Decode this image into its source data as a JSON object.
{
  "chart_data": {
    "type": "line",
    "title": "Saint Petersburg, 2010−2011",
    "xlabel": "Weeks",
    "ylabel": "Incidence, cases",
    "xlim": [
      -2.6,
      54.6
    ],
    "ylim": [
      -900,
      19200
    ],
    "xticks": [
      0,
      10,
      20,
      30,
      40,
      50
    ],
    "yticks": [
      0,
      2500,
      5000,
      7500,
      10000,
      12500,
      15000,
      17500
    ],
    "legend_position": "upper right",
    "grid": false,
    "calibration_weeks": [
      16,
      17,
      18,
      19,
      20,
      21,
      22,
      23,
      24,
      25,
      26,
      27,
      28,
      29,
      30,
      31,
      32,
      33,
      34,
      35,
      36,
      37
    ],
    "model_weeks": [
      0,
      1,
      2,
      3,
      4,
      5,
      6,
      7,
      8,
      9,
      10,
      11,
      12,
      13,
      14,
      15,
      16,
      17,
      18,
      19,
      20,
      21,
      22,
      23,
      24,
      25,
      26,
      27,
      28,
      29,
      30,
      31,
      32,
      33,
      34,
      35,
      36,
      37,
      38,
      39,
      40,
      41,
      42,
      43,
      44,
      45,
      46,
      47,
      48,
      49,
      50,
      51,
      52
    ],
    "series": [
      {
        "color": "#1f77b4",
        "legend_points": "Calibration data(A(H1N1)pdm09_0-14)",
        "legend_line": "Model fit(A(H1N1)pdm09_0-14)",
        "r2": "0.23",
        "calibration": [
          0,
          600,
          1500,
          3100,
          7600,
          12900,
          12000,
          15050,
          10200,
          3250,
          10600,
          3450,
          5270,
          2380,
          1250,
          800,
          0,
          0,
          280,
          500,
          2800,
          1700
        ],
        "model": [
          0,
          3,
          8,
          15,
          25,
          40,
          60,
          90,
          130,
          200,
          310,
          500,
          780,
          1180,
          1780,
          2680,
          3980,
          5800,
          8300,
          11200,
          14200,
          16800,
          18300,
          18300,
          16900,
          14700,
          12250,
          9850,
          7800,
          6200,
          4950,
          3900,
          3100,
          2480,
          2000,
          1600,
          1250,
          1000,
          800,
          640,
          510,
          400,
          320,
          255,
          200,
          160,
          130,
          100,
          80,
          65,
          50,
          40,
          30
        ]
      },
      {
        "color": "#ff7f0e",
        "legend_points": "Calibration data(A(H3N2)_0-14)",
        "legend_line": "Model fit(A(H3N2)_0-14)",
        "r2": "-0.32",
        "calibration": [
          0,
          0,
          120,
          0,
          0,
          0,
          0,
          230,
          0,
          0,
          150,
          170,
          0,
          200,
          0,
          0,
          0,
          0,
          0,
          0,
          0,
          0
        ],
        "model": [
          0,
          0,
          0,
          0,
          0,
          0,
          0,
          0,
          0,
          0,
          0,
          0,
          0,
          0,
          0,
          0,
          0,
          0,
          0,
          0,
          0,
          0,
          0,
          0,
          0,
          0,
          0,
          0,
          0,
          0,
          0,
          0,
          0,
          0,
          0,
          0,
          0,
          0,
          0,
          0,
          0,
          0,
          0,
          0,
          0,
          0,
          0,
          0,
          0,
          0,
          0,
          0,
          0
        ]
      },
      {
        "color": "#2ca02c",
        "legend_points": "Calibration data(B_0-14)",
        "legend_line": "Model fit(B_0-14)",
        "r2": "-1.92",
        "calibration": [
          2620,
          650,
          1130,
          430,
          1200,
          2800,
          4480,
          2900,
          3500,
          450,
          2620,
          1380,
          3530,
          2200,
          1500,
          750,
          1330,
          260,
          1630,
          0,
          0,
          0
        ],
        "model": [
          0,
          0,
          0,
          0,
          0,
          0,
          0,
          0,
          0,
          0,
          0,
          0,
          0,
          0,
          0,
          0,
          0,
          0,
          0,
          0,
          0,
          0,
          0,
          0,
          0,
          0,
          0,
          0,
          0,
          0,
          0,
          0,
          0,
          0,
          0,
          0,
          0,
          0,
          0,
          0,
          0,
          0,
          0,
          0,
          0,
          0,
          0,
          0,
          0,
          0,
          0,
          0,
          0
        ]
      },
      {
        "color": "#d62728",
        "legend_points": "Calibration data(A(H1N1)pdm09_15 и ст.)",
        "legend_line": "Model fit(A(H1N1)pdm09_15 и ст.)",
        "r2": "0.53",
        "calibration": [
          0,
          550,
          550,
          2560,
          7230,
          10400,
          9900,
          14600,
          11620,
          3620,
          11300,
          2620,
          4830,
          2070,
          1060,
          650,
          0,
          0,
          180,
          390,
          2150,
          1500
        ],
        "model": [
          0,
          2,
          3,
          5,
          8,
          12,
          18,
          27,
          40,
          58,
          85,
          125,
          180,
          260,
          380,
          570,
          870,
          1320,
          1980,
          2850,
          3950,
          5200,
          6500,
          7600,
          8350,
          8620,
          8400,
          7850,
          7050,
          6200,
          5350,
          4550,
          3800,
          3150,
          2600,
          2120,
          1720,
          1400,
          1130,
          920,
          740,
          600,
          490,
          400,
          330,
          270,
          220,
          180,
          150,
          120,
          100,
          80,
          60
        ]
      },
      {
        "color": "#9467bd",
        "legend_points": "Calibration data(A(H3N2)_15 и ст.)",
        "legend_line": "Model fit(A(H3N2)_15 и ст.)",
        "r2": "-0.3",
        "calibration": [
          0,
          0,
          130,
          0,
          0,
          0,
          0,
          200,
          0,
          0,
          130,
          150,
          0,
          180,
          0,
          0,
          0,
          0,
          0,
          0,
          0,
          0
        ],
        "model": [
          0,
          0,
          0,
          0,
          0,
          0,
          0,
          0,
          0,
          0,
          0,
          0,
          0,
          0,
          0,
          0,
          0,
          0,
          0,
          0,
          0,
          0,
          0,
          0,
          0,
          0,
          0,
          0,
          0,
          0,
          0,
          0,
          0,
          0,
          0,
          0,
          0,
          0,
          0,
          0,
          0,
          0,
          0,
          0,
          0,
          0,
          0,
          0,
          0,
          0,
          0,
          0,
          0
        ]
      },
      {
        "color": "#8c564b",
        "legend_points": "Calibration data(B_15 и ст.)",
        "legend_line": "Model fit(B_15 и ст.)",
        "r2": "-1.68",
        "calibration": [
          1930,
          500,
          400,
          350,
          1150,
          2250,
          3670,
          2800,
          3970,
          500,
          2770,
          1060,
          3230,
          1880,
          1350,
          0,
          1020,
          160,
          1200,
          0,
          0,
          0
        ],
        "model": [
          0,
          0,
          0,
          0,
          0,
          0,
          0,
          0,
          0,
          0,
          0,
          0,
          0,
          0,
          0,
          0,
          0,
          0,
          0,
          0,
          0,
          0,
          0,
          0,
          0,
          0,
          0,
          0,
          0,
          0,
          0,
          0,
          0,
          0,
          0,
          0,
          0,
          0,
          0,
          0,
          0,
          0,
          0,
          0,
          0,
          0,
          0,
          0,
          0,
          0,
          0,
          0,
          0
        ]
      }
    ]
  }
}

▸ **Objective**:
Send back every record, precisely as written.

▸ **Answer to the task**:
Decode this image into its source data as a JSON object.
{
  "chart_data": {
    "type": "line",
    "title": "Saint Petersburg, 2010−2011",
    "xlabel": "Weeks",
    "ylabel": "Incidence, cases",
    "xlim": [
      -2.6,
      54.6
    ],
    "ylim": [
      -900,
      19200
    ],
    "xticks": [
      0,
      10,
      20,
      30,
      40,
      50
    ],
    "yticks": [
      0,
      2500,
      5000,
      7500,
      10000,
      12500,
      15000,
      17500
    ],
    "legend_position": "upper right",
    "grid": false,
    "calibration_weeks": [
      16,
      17,
      18,
      19,
      20,
      21,
      22,
      23,
      24,
      25,
      26,
      27,
      28,
      29,
      30,
      31,
      32,
      33,
      34,
      35,
      36,
      37
    ],
    "model_weeks": [
      0,
      1,
      2,
      3,
      4,
      5,
      6,
      7,
      8,
      9,
      10,
      11,
      12,
      13,
      14,
      15,
      16,
      17,
      18,
      19,
      20,
      21,
      22,
      23,
      24,
      25,
      26,
      27,
      28,
      29,
      30,
      31,
      32,
      33,
      34,
      35,
      36,
      37,
      38,
      39,
      40,
      41,
      42,
      43,
      44,
      45,
      46,
      47,
      48,
      49,
      50,
      51,
      52
    ],
    "series": [
      {
        "color": "#1f77b4",
        "legend_points": "Calibration data(A(H1N1)pdm09_0-14)",
        "legend_line": "Model fit(A(H1N1)pdm09_0-14)",
        "r2": "0.23",
        "calibration": [
          0,
          600,
          1500,
          3100,
          7600,
          12900,
          12000,
          15050,
          10200,
          3250,
          10600,
          3450,
          5270,
          2380,
          1250,
          800,
          0,
          0,
          280,
          500,
          2800,
          1700
        ],
        "model": [
          0,
          3,
          8,
          15,
          25,
          40,
          60,
          90,
          130,
          200,
          310,
          500,
          780,
          1180,
          1780,
          2680,
          3980,
          5800,
          8300,
          11200,
          14200,
          16800,
          18300,
          18300,
          16900,
          14700,
          12250,
          9850,
          7800,
          6200,
          4950,
          3900,
          3100,
          2480,
          2000,
          1600,
          1250,
          1000,
          800,
          640,
          510,
          400,
          320,
          255,
          200,
          160,
          130,
          100,
          80,
          65,
          50,
          40,
          30
        ]
      },
      {
        "color": "#ff7f0e",
        "legend_points": "Calibration data(A(H3N2)_0-14)",
        "legend_line": "Model fit(A(H3N2)_0-14)",
        "r2": "-0.32",
        "calibration": [
          0,
          0,
          120,
          0,
          0,
          0,
          0,
          230,
          0,
          0,
          150,
          170,
          0,
          200,
          0,
          0,
          0,
          0,
          0,
          0,
          0,
          0
        ],
        "model": [
          0,
          0,
          0,
          0,
          0,
          0,
          0,
          0,
          0,
          0,
          0,
          0,
          0,
          0,
          0,
          0,
          0,
          0,
          0,
          0,
          0,
          0,
          0,
          0,
          0,
          0,
          0,
          0,
          0,
          0,
          0,
          0,
          0,
          0,
          0,
          0,
          0,
          0,
          0,
          0,
          0,
          0,
          0,
          0,
          0,
          0,
          0,
          0,
          0,
          0,
          0,
          0,
          0
        ]
      },
      {
        "color": "#2ca02c",
        "legend_points": "Calibration data(B_0-14)",
        "legend_line": "Model fit(B_0-14)",
        "r2": "-1.92",
        "calibration": [
          2620,
          650,
          1130,
          430,
          1200,
          2800,
          4480,
          2900,
          3500,
          450,
          2620,
          1380,
          3530,
          2200,
          1500,
          750,
          1330,
          260,
          1630,
          0,
          0,
          0
        ],
        "model": [
          0,
          0,
          0,
          0,
          0,
          0,
          0,
          0,
          0,
          0,
          0,
          0,
          0,
          0,
          0,
          0,
          0,
          0,
          0,
          0,
          0,
          0,
          0,
          0,
          0,
          0,
          0,
          0,
          0,
          0,
          0,
          0,
          0,
          0,
          0,
          0,
          0,
          0,
          0,
          0,
          0,
          0,
          0,
          0,
          0,
          0,
          0,
          0,
          0,
          0,
          0,
          0,
          0
        ]
      },
      {
        "color": "#d62728",
        "legend_points": "Calibration data(A(H1N1)pdm09_15 и ст.)",
        "legend_line": "Model fit(A(H1N1)pdm09_15 и ст.)",
        "r2": "0.53",
        "calibration": [
          0,
          550,
          550,
          2560,
          7230,
          10400,
          9900,
          14600,
          11620,
          3620,
          11300,
          2620,
          4830,
          2070,
          1060,
          650,
          0,
          0,
          180,
          390,
          2150,
          1500
        ],
        "model": [
          0,
          2,
          3,
          5,
          8,
          12,
          18,
          27,
          40,
          58,
          85,
          125,
          180,
          260,
          380,
          570,
          870,
          1320,
          1980,
          2850,
          3950,
          5200,
          6500,
          7600,
          8350,
          8620,
          8400,
          7850,
          7050,
          6200,
          5350,
          4550,
          3800,
          3150,
          2600,
          2120,
          1720,
          1400,
          1130,
          920,
          740,
          600,
          490,
          400,
          330,
          270,
          220,
          180,
          150,
          120,
          100,
          80,
          60
        ]
      },
      {
        "color": "#9467bd",
        "legend_points": "Calibration data(A(H3N2)_15 и ст.)",
        "legend_line": "Model fit(A(H3N2)_15 и ст.)",
        "r2": "-0.3",
        "calibration": [
          0,
          0,
          130,
          0,
          0,
          0,
          0,
          200,
          0,
          0,
          130,
          150,
          0,
          180,
          0,
          0,
          0,
          0,
          0,
          0,
          0,
          0
        ],
        "model": [
          0,
          0,
          0,
          0,
          0,
          0,
          0,
          0,
          0,
          0,
          0,
          0,
          0,
          0,
          0,
          0,
          0,
          0,
          0,
          0,
          0,
          0,
          0,
          0,
          0,
          0,
          0,
          0,
          0,
          0,
          0,
          0,
          0,
          0,
          0,
          0,
          0,
          0,
          0,
          0,
          0,
          0,
          0,
          0,
          0,
          0,
          0,
          0,
          0,
          0,
          0,
          0,
          0
        ]
      },
      {
        "color": "#8c564b",
        "legend_points": "Calibration data(B_15 и ст.)",
        "legend_line": "Model fit(B_15 и ст.)",
        "r2": "-1.68",
        "calibration": [
          1930,
          500,
          400,
          350,
          1150,
          2250,
          3670,
          2800,
          3970,
          500,
          2770,
          1060,
          3230,
          1880,
          1350,
          0,
          1020,
          160,
          1200,
          0,
          0,
          0
        ],
        "model": [
          0,
          0,
          0,
          0,
          0,
          0,
          0,
          0,
          0,
          0,
          0,
          0,
          0,
          0,
          0,
          0,
          0,
          0,
          0,
          0,
          0,
          0,
          0,
          0,
          0,
          0,
          0,
          0,
          0,
          0,
          0,
          0,
          0,
          0,
          0,
          0,
          0,
          0,
          0,
          0,
          0,
          0,
          0,
          0,
          0,
          0,
          0,
          0,
          0,
          0,
          0,
          0,
          0
        ]
      }
    ]
  }
}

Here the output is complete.